▸ Work to be completed
Print out each entry below exactly, please.

▸ Source data
▬▬▬▬▬▬

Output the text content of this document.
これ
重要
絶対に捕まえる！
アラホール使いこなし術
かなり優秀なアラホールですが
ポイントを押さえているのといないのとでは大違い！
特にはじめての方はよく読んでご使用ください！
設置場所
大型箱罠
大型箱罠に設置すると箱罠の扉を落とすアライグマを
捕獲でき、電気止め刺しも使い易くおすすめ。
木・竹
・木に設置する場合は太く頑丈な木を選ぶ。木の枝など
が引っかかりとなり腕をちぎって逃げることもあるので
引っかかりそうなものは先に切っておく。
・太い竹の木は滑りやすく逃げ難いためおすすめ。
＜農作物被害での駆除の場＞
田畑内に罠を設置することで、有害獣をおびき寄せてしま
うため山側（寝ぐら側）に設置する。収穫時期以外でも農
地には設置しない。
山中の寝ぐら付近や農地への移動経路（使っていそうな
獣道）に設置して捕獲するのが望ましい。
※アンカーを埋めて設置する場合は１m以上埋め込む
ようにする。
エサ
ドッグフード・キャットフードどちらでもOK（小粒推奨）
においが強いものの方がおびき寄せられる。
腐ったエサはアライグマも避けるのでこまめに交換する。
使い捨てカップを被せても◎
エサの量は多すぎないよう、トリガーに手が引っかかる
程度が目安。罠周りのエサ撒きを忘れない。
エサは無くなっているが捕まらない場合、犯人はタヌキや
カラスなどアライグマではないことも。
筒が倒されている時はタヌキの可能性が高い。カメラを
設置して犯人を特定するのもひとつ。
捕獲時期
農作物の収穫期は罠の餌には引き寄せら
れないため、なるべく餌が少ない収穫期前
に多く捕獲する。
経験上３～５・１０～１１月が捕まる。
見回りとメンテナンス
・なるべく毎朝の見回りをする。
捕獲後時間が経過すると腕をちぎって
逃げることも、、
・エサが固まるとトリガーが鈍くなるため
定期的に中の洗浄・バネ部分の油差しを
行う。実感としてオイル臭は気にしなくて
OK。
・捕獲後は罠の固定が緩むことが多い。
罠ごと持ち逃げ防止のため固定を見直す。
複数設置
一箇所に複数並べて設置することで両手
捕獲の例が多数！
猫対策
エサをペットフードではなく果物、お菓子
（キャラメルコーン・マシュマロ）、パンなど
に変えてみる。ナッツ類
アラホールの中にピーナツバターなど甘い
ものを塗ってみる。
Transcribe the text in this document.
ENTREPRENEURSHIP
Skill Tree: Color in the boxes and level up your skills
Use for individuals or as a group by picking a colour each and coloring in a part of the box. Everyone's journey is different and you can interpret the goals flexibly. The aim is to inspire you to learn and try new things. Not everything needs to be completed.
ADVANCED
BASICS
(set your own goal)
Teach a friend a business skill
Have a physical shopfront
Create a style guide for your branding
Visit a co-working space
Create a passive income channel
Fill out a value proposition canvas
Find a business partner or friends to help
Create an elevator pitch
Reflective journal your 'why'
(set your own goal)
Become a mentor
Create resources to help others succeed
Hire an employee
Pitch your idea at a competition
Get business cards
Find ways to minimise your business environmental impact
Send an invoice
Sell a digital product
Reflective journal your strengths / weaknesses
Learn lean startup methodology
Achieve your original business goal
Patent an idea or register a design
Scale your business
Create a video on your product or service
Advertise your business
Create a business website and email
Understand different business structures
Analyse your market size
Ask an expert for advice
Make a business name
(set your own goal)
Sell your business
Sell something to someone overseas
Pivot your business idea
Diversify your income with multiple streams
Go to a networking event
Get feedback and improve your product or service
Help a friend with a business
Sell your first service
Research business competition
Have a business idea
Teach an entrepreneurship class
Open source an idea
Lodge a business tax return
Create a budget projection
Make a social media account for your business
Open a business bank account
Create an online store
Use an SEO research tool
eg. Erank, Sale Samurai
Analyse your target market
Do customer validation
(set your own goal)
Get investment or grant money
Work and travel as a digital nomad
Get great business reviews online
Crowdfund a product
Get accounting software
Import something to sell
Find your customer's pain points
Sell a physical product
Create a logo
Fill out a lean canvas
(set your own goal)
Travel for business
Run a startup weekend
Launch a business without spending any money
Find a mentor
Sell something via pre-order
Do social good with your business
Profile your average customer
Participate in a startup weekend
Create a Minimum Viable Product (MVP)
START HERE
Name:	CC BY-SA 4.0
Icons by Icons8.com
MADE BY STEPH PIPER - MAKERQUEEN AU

▬▬▬▬▬▬

▸ Response
Output the text content of this document.
これ
重要
絶対に捕まえる！
アラホール使いこなし術
かなり優秀なアラホールですが
ポイントを押さえているのといないのとでは大違い！
特にはじめての方はよく読んでご使用ください！
設置場所
大型箱罠
大型箱罠に設置すると箱罠の扉を落とすアライグマを
捕獲でき、電気止め刺しも使い易くおすすめ。
木・竹
・木に設置する場合は太く頑丈な木を選ぶ。木の枝など
が引っかかりとなり腕をちぎって逃げることもあるので
引っかかりそうなものは先に切っておく。
・太い竹の木は滑りやすく逃げ難いためおすすめ。
＜農作物被害での駆除の場＞
田畑内に罠を設置することで、有害獣をおびき寄せてしま
うため山側（寝ぐら側）に設置する。収穫時期以外でも農
地には設置しない。
山中の寝ぐら付近や農地への移動経路（使っていそうな
獣道）に設置して捕獲するのが望ましい。
※アンカーを埋めて設置する場合は１m以上埋め込む
ようにする。
エサ
ドッグフード・キャットフードどちらでもOK（小粒推奨）
においが強いものの方がおびき寄せられる。
腐ったエサはアライグマも避けるのでこまめに交換する。
使い捨てカップを被せても◎
エサの量は多すぎないよう、トリガーに手が引っかかる
程度が目安。罠周りのエサ撒きを忘れない。
エサは無くなっているが捕まらない場合、犯人はタヌキや
カラスなどアライグマではないことも。
筒が倒されている時はタヌキの可能性が高い。カメラを
設置して犯人を特定するのもひとつ。
捕獲時期
農作物の収穫期は罠の餌には引き寄せら
れないため、なるべく餌が少ない収穫期前
に多く捕獲する。
経験上３～５・１０～１１月が捕まる。
見回りとメンテナンス
・なるべく毎朝の見回りをする。
捕獲後時間が経過すると腕をちぎって
逃げることも、、
・エサが固まるとトリガーが鈍くなるため
定期的に中の洗浄・バネ部分の油差しを
行う。実感としてオイル臭は気にしなくて
OK。
・捕獲後は罠の固定が緩むことが多い。
罠ごと持ち逃げ防止のため固定を見直す。
複数設置
一箇所に複数並べて設置することで両手
捕獲の例が多数！
猫対策
エサをペットフードではなく果物、お菓子
（キャラメルコーン・マシュマロ）、パンなど
に変えてみる。ナッツ類
アラホールの中にピーナツバターなど甘い
ものを塗ってみる。
Transcribe the text in this document.
ENTREPRENEURSHIP
Skill Tree: Color in the boxes and level up your skills
Use for individuals or as a group by picking a colour each and coloring in a part of the box. Everyone's journey is different and you can interpret the goals flexibly. The aim is to inspire you to learn and try new things. Not everything needs to be completed.
ADVANCED
BASICS
(set your own goal)
Teach a friend a business skill
Have a physical shopfront
Create a style guide for your branding
Visit a co-working space
Create a passive income channel
Fill out a value proposition canvas
Find a business partner or friends to help
Create an elevator pitch
Reflective journal your 'why'
(set your own goal)
Become a mentor
Create resources to help others succeed
Hire an employee
Pitch your idea at a competition
Get business cards
Find ways to minimise your business environmental impact
Send an invoice
Sell a digital product
Reflective journal your strengths / weaknesses
Learn lean startup methodology
Achieve your original business goal
Patent an idea or register a design
Scale your business
Create a video on your product or service
Advertise your business
Create a business website and email
Understand different business structures
Analyse your market size
Ask an expert for advice
Make a business name
(set your own goal)
Sell your business
Sell something to someone overseas
Pivot your business idea
Diversify your income with multiple streams
Go to a networking event
Get feedback and improve your product or service
Help a friend with a business
Sell your first service
Research business competition
Have a business idea
Teach an entrepreneurship class
Open source an idea
Lodge a business tax return
Create a budget projection
Make a social media account for your business
Open a business bank account
Create an online store
Use an SEO research tool
eg. Erank, Sale Samurai
Analyse your target market
Do customer validation
(set your own goal)
Get investment or grant money
Work and travel as a digital nomad
Get great business reviews online
Crowdfund a product
Get accounting software
Import something to sell
Find your customer's pain points
Sell a physical product
Create a logo
Fill out a lean canvas
(set your own goal)
Travel for business
Run a startup weekend
Launch a business without spending any money
Find a mentor
Sell something via pre-order
Do social good with your business
Profile your average customer
Participate in a startup weekend
Create a Minimum Viable Product (MVP)
START HERE
Name:	CC BY-SA 4.0
Icons by Icons8.com
MADE BY STEPH PIPER - MAKERQUEEN AU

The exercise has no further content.